### [TASK OBJECTIVE]
Transcribe the stretch of the data from the line containing "Patent image size: (1336, 1084)." through the line containing "The oil pan 583 is at (728, 768).", reproducing each line without alteration.

### [Stored records]
## start

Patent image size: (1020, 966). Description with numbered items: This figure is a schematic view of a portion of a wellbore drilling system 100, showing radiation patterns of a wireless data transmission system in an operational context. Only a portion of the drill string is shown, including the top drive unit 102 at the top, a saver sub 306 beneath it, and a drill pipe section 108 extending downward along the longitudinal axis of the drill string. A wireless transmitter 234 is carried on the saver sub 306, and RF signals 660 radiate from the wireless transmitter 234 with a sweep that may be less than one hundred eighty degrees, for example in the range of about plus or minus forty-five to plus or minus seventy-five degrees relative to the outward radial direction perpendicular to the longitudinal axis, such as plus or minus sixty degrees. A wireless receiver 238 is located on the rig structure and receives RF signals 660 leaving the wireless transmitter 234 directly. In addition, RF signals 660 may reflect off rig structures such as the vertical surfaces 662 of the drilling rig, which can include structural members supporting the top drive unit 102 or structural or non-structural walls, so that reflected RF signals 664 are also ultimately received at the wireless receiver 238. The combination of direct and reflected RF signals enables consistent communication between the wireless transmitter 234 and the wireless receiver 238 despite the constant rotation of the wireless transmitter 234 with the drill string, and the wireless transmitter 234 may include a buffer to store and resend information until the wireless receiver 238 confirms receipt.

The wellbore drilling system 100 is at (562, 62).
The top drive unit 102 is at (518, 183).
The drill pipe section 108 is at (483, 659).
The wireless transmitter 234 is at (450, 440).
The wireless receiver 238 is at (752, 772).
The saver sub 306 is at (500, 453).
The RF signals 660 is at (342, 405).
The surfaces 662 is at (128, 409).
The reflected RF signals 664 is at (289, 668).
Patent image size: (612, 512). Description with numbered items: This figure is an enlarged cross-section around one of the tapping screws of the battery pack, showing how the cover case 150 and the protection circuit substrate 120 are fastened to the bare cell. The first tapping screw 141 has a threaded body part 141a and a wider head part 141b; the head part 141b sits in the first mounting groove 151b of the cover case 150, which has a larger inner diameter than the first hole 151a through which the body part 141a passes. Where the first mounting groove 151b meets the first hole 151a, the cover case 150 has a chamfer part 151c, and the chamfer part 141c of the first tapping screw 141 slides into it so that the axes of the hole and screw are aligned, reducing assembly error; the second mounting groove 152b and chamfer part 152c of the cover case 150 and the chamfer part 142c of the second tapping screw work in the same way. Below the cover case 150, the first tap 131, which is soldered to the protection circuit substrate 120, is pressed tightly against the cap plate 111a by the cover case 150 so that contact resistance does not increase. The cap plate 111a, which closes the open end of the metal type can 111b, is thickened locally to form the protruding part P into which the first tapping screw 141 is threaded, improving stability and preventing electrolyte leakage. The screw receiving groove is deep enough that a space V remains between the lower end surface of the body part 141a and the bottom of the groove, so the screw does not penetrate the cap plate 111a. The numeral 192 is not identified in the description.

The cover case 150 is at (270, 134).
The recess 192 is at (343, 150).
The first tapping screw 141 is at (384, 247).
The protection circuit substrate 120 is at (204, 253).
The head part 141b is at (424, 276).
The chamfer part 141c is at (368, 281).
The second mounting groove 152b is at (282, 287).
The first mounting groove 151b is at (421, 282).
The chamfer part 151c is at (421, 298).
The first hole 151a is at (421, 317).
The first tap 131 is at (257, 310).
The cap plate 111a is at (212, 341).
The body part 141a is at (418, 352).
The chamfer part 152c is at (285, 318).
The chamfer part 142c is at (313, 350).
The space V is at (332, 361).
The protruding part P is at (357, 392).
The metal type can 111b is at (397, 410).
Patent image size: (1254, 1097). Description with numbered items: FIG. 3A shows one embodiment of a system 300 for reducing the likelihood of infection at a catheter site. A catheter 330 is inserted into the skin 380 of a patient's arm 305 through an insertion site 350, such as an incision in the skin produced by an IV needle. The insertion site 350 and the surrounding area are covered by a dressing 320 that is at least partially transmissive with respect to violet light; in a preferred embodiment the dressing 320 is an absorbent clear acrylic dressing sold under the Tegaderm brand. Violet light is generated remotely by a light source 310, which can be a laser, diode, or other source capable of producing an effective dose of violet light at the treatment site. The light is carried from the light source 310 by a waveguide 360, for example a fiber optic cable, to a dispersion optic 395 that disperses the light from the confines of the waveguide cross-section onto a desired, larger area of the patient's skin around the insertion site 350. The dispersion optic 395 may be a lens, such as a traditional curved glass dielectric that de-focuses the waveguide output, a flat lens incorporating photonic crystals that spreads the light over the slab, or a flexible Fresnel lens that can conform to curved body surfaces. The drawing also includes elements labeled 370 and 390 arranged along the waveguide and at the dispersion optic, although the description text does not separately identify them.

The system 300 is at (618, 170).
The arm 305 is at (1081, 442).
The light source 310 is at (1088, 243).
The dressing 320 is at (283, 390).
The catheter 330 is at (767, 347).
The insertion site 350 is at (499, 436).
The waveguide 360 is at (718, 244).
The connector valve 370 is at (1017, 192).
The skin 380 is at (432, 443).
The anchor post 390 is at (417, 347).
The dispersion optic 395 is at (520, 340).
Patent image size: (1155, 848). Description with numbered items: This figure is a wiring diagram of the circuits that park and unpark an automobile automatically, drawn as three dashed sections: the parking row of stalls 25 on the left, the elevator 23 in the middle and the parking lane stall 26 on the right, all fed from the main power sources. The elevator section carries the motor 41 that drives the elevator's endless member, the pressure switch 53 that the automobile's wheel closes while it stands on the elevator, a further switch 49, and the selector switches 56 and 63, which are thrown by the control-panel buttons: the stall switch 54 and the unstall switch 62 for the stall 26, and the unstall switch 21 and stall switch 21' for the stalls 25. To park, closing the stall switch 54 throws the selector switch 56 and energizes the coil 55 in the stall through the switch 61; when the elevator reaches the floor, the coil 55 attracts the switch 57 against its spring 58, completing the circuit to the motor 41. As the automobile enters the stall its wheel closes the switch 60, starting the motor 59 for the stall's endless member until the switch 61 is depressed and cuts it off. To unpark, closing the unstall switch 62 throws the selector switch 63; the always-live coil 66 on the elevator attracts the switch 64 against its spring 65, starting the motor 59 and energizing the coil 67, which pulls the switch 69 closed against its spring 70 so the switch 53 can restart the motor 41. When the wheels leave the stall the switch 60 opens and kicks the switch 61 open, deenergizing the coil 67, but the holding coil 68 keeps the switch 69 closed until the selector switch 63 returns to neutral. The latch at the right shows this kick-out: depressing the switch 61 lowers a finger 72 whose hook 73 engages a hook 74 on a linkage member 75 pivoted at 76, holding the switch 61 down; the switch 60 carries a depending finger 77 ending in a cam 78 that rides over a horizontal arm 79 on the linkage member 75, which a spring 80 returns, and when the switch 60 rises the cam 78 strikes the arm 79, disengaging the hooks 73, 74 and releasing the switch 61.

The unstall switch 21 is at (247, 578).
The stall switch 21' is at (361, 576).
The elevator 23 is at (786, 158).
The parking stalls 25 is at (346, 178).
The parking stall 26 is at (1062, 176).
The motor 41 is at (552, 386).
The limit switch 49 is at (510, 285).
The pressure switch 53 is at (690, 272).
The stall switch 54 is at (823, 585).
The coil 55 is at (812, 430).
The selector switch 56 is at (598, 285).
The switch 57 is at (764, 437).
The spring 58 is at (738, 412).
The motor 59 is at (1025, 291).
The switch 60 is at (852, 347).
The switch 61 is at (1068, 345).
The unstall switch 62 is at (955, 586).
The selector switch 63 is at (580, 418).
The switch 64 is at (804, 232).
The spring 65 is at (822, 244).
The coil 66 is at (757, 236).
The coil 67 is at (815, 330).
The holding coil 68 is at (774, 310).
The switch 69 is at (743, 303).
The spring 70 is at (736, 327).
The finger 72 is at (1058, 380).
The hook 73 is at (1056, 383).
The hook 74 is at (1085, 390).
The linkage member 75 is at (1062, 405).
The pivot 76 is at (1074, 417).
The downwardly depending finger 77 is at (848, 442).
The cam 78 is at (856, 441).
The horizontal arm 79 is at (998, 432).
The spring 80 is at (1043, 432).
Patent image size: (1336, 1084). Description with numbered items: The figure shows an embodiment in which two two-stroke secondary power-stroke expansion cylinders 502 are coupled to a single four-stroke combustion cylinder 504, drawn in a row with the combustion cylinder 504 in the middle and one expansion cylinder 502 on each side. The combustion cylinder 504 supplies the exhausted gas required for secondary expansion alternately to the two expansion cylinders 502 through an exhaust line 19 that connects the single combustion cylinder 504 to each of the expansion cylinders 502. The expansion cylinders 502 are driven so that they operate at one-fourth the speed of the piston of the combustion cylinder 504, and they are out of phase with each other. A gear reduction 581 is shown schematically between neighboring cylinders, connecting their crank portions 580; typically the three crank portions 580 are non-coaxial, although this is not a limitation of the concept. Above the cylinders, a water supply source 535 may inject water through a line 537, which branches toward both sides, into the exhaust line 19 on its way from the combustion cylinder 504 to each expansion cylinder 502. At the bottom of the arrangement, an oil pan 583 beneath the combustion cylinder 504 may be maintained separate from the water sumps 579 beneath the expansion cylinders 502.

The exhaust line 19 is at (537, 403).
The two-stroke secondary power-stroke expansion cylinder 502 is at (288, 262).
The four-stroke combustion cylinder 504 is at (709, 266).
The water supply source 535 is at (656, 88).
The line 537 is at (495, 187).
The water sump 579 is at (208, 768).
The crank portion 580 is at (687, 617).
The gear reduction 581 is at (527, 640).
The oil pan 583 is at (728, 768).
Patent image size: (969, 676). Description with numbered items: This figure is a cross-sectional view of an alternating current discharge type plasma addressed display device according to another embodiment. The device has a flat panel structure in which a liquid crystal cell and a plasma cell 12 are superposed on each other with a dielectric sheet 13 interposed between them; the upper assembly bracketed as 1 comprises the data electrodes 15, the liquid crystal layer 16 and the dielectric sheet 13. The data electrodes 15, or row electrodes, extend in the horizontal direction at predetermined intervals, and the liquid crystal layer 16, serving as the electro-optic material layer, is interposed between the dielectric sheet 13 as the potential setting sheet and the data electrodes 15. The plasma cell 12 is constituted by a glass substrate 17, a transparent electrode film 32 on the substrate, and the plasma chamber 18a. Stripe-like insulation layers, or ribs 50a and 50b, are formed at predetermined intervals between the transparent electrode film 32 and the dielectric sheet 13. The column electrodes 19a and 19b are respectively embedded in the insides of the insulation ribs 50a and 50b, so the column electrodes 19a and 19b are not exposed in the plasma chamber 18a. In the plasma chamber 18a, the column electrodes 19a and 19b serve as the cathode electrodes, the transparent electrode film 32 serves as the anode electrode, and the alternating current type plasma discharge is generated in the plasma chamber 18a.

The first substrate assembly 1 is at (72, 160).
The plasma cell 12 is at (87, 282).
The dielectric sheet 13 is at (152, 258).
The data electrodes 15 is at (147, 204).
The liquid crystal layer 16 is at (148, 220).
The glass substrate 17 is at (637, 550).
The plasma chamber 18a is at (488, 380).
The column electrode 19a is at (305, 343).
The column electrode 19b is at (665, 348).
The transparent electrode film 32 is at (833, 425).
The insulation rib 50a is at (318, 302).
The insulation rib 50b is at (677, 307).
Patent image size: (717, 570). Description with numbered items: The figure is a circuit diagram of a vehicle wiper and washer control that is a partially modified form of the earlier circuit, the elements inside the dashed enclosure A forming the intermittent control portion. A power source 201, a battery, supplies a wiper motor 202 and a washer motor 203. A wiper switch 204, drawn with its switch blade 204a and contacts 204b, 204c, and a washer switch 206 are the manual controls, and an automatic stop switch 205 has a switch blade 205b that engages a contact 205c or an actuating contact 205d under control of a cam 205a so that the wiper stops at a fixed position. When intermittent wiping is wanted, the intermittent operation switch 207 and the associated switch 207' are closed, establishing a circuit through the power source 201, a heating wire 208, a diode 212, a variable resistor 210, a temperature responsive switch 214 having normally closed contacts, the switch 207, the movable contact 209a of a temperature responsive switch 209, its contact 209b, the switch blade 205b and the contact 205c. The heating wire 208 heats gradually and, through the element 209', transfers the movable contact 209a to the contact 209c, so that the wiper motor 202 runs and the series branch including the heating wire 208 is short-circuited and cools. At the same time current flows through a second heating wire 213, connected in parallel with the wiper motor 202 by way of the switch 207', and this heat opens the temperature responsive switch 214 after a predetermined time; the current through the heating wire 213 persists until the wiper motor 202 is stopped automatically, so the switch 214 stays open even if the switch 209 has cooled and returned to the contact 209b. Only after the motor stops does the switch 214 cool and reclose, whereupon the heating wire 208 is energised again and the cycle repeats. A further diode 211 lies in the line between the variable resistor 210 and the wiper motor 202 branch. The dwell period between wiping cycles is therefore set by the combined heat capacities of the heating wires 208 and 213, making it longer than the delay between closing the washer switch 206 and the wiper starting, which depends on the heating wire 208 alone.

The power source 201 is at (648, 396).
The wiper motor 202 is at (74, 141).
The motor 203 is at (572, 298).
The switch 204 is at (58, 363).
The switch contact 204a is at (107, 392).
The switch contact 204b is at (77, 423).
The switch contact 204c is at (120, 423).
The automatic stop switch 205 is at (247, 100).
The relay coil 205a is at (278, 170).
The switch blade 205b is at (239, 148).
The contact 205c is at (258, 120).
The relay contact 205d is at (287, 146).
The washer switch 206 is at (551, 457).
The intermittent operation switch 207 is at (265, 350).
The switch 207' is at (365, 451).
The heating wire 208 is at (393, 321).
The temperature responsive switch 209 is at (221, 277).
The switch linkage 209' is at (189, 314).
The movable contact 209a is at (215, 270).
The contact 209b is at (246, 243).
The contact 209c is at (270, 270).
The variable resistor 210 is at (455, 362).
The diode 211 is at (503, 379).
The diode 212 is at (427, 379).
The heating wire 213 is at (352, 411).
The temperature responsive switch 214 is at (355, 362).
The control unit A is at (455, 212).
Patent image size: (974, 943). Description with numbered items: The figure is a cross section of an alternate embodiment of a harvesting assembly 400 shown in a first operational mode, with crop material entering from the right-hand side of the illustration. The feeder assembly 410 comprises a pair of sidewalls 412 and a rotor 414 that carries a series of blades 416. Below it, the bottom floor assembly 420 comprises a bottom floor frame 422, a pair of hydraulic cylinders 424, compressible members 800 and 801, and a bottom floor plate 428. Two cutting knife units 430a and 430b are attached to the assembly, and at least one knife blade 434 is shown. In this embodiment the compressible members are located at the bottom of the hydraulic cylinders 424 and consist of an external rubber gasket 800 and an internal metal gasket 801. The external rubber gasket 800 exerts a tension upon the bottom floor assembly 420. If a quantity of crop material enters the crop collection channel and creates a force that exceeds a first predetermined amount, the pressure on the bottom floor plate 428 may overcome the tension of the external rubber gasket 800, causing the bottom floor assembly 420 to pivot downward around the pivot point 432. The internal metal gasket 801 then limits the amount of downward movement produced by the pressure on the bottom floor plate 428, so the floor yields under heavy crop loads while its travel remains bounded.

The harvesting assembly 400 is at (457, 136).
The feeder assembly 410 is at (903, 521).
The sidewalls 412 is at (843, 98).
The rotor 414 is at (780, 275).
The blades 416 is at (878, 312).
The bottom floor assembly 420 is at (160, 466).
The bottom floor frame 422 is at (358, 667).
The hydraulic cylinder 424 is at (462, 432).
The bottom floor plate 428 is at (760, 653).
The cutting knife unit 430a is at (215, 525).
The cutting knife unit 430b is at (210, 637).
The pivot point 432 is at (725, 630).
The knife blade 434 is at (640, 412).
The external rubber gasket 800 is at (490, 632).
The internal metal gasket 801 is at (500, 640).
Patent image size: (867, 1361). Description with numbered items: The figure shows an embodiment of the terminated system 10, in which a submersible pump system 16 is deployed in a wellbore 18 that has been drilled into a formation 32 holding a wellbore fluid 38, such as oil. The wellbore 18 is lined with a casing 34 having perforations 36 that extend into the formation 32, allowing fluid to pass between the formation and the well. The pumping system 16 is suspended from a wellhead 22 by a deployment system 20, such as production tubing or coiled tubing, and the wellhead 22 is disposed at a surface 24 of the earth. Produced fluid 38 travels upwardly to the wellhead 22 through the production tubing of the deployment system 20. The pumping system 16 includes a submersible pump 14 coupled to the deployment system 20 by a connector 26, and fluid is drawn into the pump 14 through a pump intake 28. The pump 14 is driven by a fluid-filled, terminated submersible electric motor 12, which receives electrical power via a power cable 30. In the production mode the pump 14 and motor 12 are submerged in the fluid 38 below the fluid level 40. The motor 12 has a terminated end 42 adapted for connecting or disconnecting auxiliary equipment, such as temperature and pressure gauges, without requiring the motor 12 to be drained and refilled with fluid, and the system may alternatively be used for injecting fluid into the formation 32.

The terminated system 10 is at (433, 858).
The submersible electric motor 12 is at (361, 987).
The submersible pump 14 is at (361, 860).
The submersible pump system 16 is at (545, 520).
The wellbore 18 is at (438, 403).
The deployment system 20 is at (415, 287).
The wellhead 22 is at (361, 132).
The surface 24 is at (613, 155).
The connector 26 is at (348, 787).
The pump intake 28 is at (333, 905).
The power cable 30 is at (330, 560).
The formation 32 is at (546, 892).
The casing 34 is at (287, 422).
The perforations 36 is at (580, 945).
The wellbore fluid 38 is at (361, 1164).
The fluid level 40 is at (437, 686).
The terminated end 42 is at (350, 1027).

## end

### [TASK ANSWER]
Patent image size: (1336, 1084). Description with numbered items: The figure shows an embodiment in which two two-stroke secondary power-stroke expansion cylinders 502 are coupled to a single four-stroke combustion cylinder 504, drawn in a row with the combustion cylinder 504 in the middle and one expansion cylinder 502 on each side. The combustion cylinder 504 supplies the exhausted gas required for secondary expansion alternately to the two expansion cylinders 502 through an exhaust line 19 that connects the single combustion cylinder 504 to each of the expansion cylinders 502. The expansion cylinders 502 are driven so that they operate at one-fourth the speed of the piston of the combustion cylinder 504, and they are out of phase with each other. A gear reduction 581 is shown schematically between neighboring cylinders, connecting their crank portions 580; typically the three crank portions 580 are non-coaxial, although this is not a limitation of the concept. Above the cylinders, a water supply source 535 may inject water through a line 537, which branches toward both sides, into the exhaust line 19 on its way from the combustion cylinder 504 to each expansion cylinder 502. At the bottom of the arrangement, an oil pan 583 beneath the combustion cylinder 504 may be maintained separate from the water sumps 579 beneath the expansion cylinders 502.

The exhaust line 19 is at (537, 403).
The two-stroke secondary power-stroke expansion cylinder 502 is at (288, 262).
The four-stroke combustion cylinder 504 is at (709, 266).
The water supply source 535 is at (656, 88).
The line 537 is at (495, 187).
The water sump 579 is at (208, 768).
The crank portion 580 is at (687, 617).
The gear reduction 581 is at (527, 640).
The oil pan 583 is at (728, 768).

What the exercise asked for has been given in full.